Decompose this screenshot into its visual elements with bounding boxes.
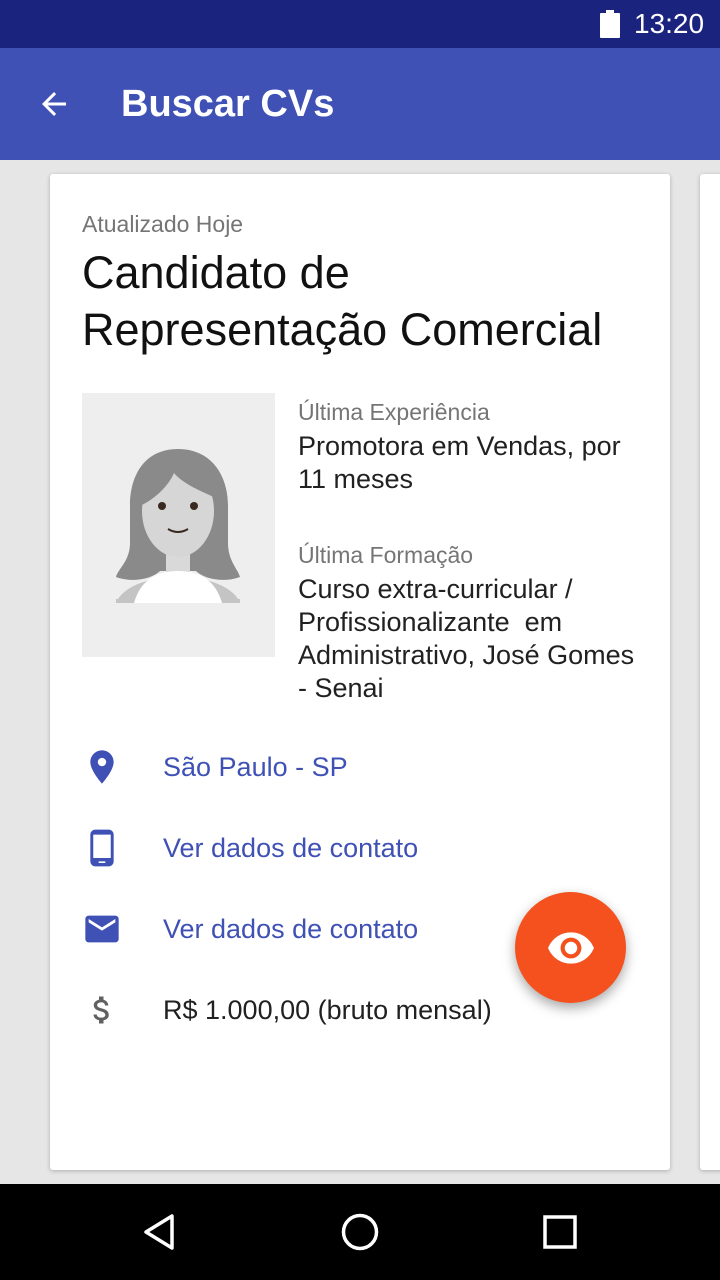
last-experience-label: Última Experiência (298, 399, 490, 425)
phone-row[interactable]: Ver dados de contato (82, 818, 642, 878)
last-education-label: Última Formação (298, 542, 474, 568)
female-avatar-icon (116, 449, 240, 603)
cv-title: Candidato de Representação Comercial (82, 247, 603, 355)
nav-recents-button[interactable] (530, 1202, 590, 1262)
salary-text: R$ 1.000,00 (bruto mensal) (163, 995, 492, 1025)
last-experience-value: Promotora em Vendas, por 11 meses (298, 431, 629, 494)
nav-home-button[interactable] (330, 1202, 390, 1262)
page-title: Buscar CVs (121, 83, 335, 125)
location-pin-icon (82, 737, 122, 797)
phone-icon (82, 818, 122, 878)
content-area: Atualizado Hoje Candidato de Representaç… (0, 160, 720, 1184)
candidate-photo (82, 393, 275, 657)
app-bar: Buscar CVs (0, 48, 720, 160)
email-icon (82, 899, 122, 959)
eye-icon (547, 931, 594, 964)
email-contact-link[interactable]: Ver dados de contato (163, 913, 418, 945)
dollar-icon (82, 980, 122, 1040)
system-nav-bar (0, 1184, 720, 1280)
nav-back-triangle-icon (144, 1214, 174, 1250)
status-clock: 13:20 (634, 8, 705, 39)
view-cv-fab[interactable] (515, 892, 626, 1003)
nav-recents-square-icon (543, 1215, 577, 1249)
back-button[interactable] (28, 80, 80, 128)
location-row[interactable]: São Paulo - SP (82, 737, 642, 797)
nav-back-button[interactable] (130, 1202, 190, 1262)
location-link[interactable]: São Paulo - SP (163, 751, 348, 783)
phone-contact-link[interactable]: Ver dados de contato (163, 832, 418, 864)
nav-home-circle-icon (341, 1213, 379, 1251)
status-bar: 13:20 (0, 0, 720, 48)
cv-card[interactable]: Atualizado Hoje Candidato de Representaç… (50, 174, 670, 1170)
updated-label: Atualizado Hoje (82, 211, 244, 237)
arrow-back-icon (42, 92, 66, 116)
last-education-value: Curso extra-curricular / Profissionaliza… (298, 574, 642, 703)
battery-full-icon (600, 10, 620, 38)
next-card-peek[interactable] (700, 174, 720, 1170)
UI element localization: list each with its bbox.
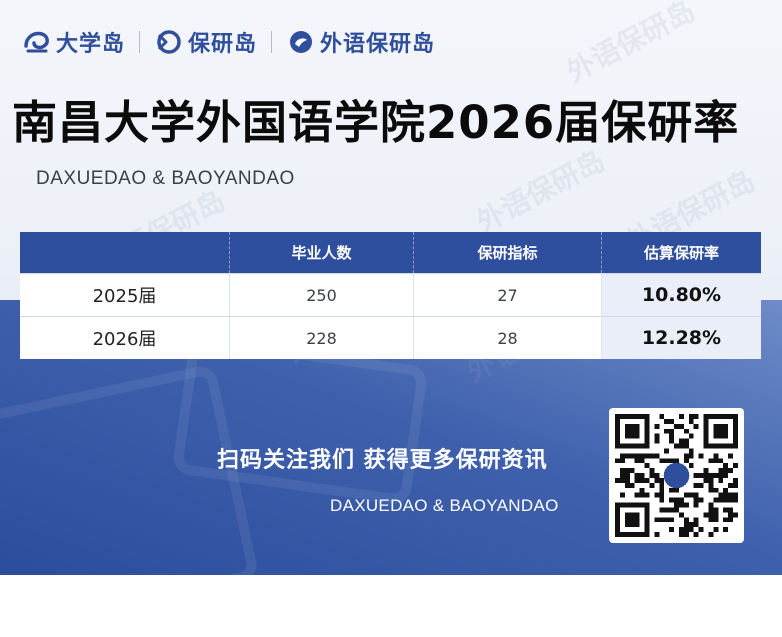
quota-cell: 28 [413, 317, 601, 359]
graduates-cell: 250 [229, 274, 413, 316]
logo-waiyu-baoyandao: 外语保研岛 [286, 26, 435, 58]
table-row: 2026届 228 28 12.28% [20, 316, 761, 359]
graduates-cell: 228 [229, 317, 413, 359]
logo-text: 大学岛 [56, 32, 126, 57]
page-subtitle: DAXUEDAO & BAOYANDAO [36, 168, 295, 189]
table-header: 毕业人数 保研指标 估算保研率 [20, 232, 761, 273]
waiyu-baoyandao-logo-icon [290, 31, 313, 53]
rate-cell: 12.28% [601, 317, 761, 359]
logo-daxuedao: 大学岛 [22, 26, 125, 58]
daxuedao-logo-icon [24, 31, 49, 53]
logo-text: 外语保研岛 [320, 32, 436, 57]
logo-divider [271, 31, 273, 53]
brand-logos: 大学岛 保研岛 外语保研岛 [22, 24, 435, 60]
footer-tagline: DAXUEDAO & BAOYANDAO [330, 496, 559, 515]
column-header: 毕业人数 [229, 232, 413, 273]
column-header [20, 232, 229, 273]
year-cell: 2025届 [92, 286, 157, 307]
logo-divider [139, 31, 141, 53]
year-cell: 2026届 [92, 329, 157, 350]
cta-text: 扫码关注我们 获得更多保研资讯 [217, 448, 548, 473]
column-header: 保研指标 [413, 232, 601, 273]
stats-table: 毕业人数 保研指标 估算保研率 2025届 250 27 10.80% 2026… [20, 232, 761, 359]
qr-code[interactable] [609, 408, 744, 543]
quota-cell: 27 [413, 274, 601, 316]
logo-text: 保研岛 [188, 32, 258, 57]
column-header: 估算保研率 [601, 232, 761, 273]
baoyandao-logo-icon [157, 30, 181, 54]
rate-cell: 10.80% [601, 274, 761, 316]
qr-code-icon [615, 414, 738, 537]
logo-baoyandao: 保研岛 [154, 26, 257, 58]
table-row: 2025届 250 27 10.80% [20, 273, 761, 316]
page-title: 南昌大学外国语学院2026届保研率 [12, 96, 740, 149]
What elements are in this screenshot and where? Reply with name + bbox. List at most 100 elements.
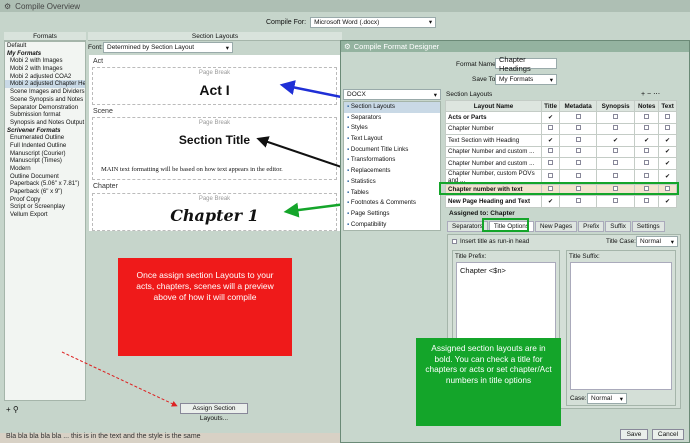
- column-header[interactable]: Notes: [634, 100, 660, 112]
- runin-checkbox[interactable]: [452, 239, 457, 244]
- format-name-input[interactable]: Chapter Headings: [495, 55, 557, 73]
- nav-label: Statistics: [350, 177, 376, 185]
- layout-row[interactable]: Chapter Number and custom ... ✔: [445, 145, 677, 158]
- column-header[interactable]: Text: [658, 100, 677, 112]
- nav-label: Page Settings: [350, 209, 390, 217]
- tab-highlight: [482, 218, 529, 232]
- save-to-select[interactable]: My Formats ▾: [495, 74, 557, 85]
- case-select[interactable]: Normal ▾: [587, 393, 627, 404]
- checkbox[interactable]: [634, 145, 660, 158]
- cancel-button[interactable]: Cancel: [652, 429, 684, 440]
- case-label: Case:: [570, 395, 587, 402]
- title-case-value: Normal: [640, 238, 661, 245]
- checkbox[interactable]: [596, 122, 636, 135]
- save-button[interactable]: Save: [620, 429, 648, 440]
- checkbox[interactable]: [596, 145, 636, 158]
- checkbox[interactable]: [634, 157, 660, 170]
- designer-nav-item[interactable]: ▪ Replacements: [344, 166, 440, 177]
- column-header[interactable]: Title: [540, 100, 561, 112]
- title-suffix-label: Title Suffix:: [569, 253, 600, 260]
- checkbox[interactable]: [559, 195, 598, 208]
- designer-nav-item[interactable]: ▪ Footnotes & Comments: [344, 198, 440, 209]
- checked-checkbox[interactable]: ✔: [658, 157, 677, 170]
- layout-name: New Page Heading and Text: [445, 195, 542, 208]
- layout-row[interactable]: Text Section with Heading ✔ ✔ ✔ ✔: [445, 134, 677, 147]
- checked-checkbox[interactable]: ✔: [540, 195, 561, 208]
- layout-tools[interactable]: + − ⋯: [641, 90, 660, 98]
- nav-label: Text Layout: [350, 135, 383, 143]
- layout-row[interactable]: Acts or Parts ✔: [445, 111, 677, 124]
- title-case-select[interactable]: Normal ▾: [636, 236, 678, 247]
- runin-label: Insert title as run-in head: [460, 238, 530, 245]
- checkbox[interactable]: [540, 122, 561, 135]
- column-header[interactable]: Metadata: [559, 100, 598, 112]
- layout-name: Acts or Parts: [445, 111, 542, 124]
- checkbox[interactable]: [559, 145, 598, 158]
- green-annotation: Assigned section layouts are in bold. Yo…: [416, 338, 561, 426]
- tab-settings[interactable]: Settings: [631, 221, 665, 232]
- checked-checkbox[interactable]: ✔: [634, 134, 660, 147]
- insert-runin[interactable]: Insert title as run-in head: [452, 238, 529, 245]
- save-to-label: Save To:: [472, 76, 498, 83]
- column-header[interactable]: Layout Name: [445, 100, 542, 112]
- checkbox[interactable]: [634, 195, 660, 208]
- checked-checkbox[interactable]: ✔: [658, 195, 677, 208]
- layout-name: Chapter Number and custom ...: [445, 157, 542, 170]
- checkbox[interactable]: [596, 195, 636, 208]
- chevron-down-icon: ▾: [619, 395, 623, 403]
- checkbox[interactable]: [540, 157, 561, 170]
- title-suffix-group: Title Suffix: Case: Normal ▾: [566, 250, 676, 406]
- designer-sidebar: ▪ Section Layouts ▪ Separators ▪ Styles ▪ T…: [343, 101, 441, 231]
- nav-label: Styles: [350, 124, 368, 132]
- checkbox[interactable]: [634, 122, 660, 135]
- checkbox[interactable]: [596, 111, 636, 124]
- designer-nav-item[interactable]: ▪ Styles: [344, 123, 440, 134]
- checked-checkbox[interactable]: ✔: [540, 134, 561, 147]
- nav-label: Section Layouts: [350, 103, 395, 110]
- checkbox[interactable]: [559, 111, 598, 124]
- designer-nav-item[interactable]: ▪ Compatibility: [344, 220, 440, 231]
- tab-new-pages[interactable]: New Pages: [534, 221, 578, 232]
- title-suffix-input[interactable]: [570, 262, 672, 390]
- designer-nav-item[interactable]: ▪ Statistics: [344, 177, 440, 188]
- checkbox[interactable]: [658, 111, 677, 124]
- checkbox[interactable]: [596, 157, 636, 170]
- layout-row[interactable]: Chapter Number: [445, 122, 677, 135]
- format-name-value: Chapter Headings: [499, 54, 531, 73]
- assigned-to: Assigned to: Chapter: [449, 210, 515, 217]
- checked-checkbox[interactable]: ✔: [540, 111, 561, 124]
- checkbox[interactable]: [540, 145, 561, 158]
- nav-label: Document Title Links: [350, 145, 409, 153]
- dialog-title-bar: ⚙ Compile Format Designer: [341, 41, 689, 52]
- checkbox[interactable]: [559, 134, 598, 147]
- checkbox[interactable]: [658, 122, 677, 135]
- layout-row[interactable]: Chapter Number and custom ... ✔: [445, 157, 677, 170]
- designer-nav-item[interactable]: ▪ Section Layouts: [344, 102, 440, 113]
- nav-label: Transformations: [350, 156, 396, 164]
- checkbox[interactable]: [559, 122, 598, 135]
- checkbox[interactable]: [634, 111, 660, 124]
- designer-nav-item[interactable]: ▪ Document Title Links: [344, 145, 440, 156]
- nav-label: Compatibility: [350, 220, 387, 228]
- nav-label: Footnotes & Comments: [350, 199, 416, 207]
- column-header[interactable]: Synopsis: [596, 100, 636, 112]
- checkbox[interactable]: [559, 157, 598, 170]
- designer-nav-item[interactable]: ▪ Page Settings: [344, 209, 440, 220]
- layout-name: Chapter Number: [445, 122, 542, 135]
- docx-select[interactable]: DOCX ▾: [343, 89, 441, 100]
- checked-checkbox[interactable]: ✔: [596, 134, 636, 147]
- tab-suffix[interactable]: Suffix: [605, 221, 631, 232]
- layout-row[interactable]: New Page Heading and Text ✔ ✔: [445, 195, 677, 208]
- highlight-box: [439, 182, 679, 195]
- designer-nav-item[interactable]: ▪ Transformations: [344, 155, 440, 166]
- save-to-value: My Formats: [499, 76, 534, 83]
- red-dashed-arrow: [61, 351, 178, 407]
- designer-nav-item[interactable]: ▪ Tables: [344, 188, 440, 199]
- tab-prefix[interactable]: Prefix: [578, 221, 605, 232]
- designer-nav-item[interactable]: ▪ Separators: [344, 113, 440, 124]
- checked-checkbox[interactable]: ✔: [658, 134, 677, 147]
- checked-checkbox[interactable]: ✔: [658, 145, 677, 158]
- assigned-label: Assigned to:: [449, 210, 489, 217]
- designer-nav-item[interactable]: ▪ Text Layout: [344, 134, 440, 145]
- title-case-label: Title Case:: [606, 238, 636, 245]
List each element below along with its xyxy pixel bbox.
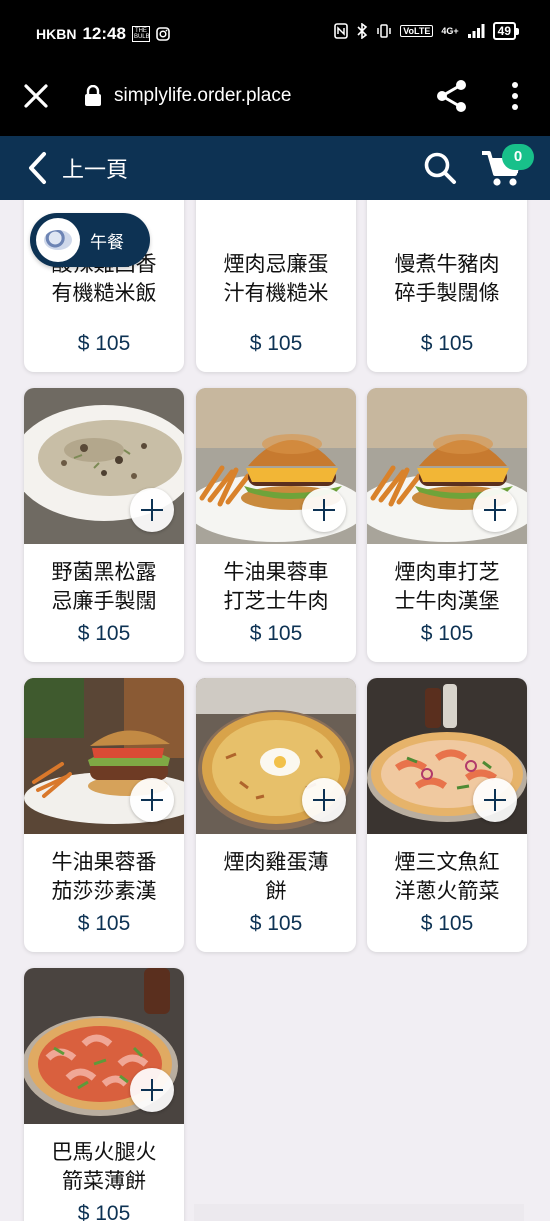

Short task: Convert the stretch of rows from the one containing "last-experience-label: Última Experiência" through the one containing "dollar-icon (82, 980, 122, 1040)" into a numbered list, leaving out any blank lines.

Task response:
1. last-experience-label: Última Experiência (298, 399, 490, 425)
2. phone-row[interactable]: Ver dados de contato (82, 818, 642, 878)
3. last-education-label: Última Formação (298, 542, 474, 568)
4. female-avatar-icon (116, 449, 240, 603)
5. cv-title: Candidato de Representação Comercial (82, 247, 603, 355)
6. nav-recents-button[interactable] (530, 1202, 590, 1262)
7. salary-text: R$ 1.000,00 (bruto mensal) (163, 995, 492, 1025)
8. last-experience-value: Promotora em Vendas, por 11 meses (298, 431, 629, 494)
9. nav-home-button[interactable] (330, 1202, 390, 1262)
10. page-title: Buscar CVs (121, 83, 335, 125)
11. location-pin-icon (82, 737, 122, 797)
12. phone-icon (82, 818, 122, 878)
13. content-area: Atualizado Hoje Candidato de Representaç… (0, 160, 720, 1184)
14. candidate-photo (82, 393, 275, 657)
15. app-bar: Buscar CVs (0, 48, 720, 160)
16. email-icon (82, 899, 122, 959)
17. eye-icon (547, 931, 594, 964)
18. email-contact-link[interactable]: Ver dados de contato (163, 913, 418, 945)
19. dollar-icon (82, 980, 122, 1040)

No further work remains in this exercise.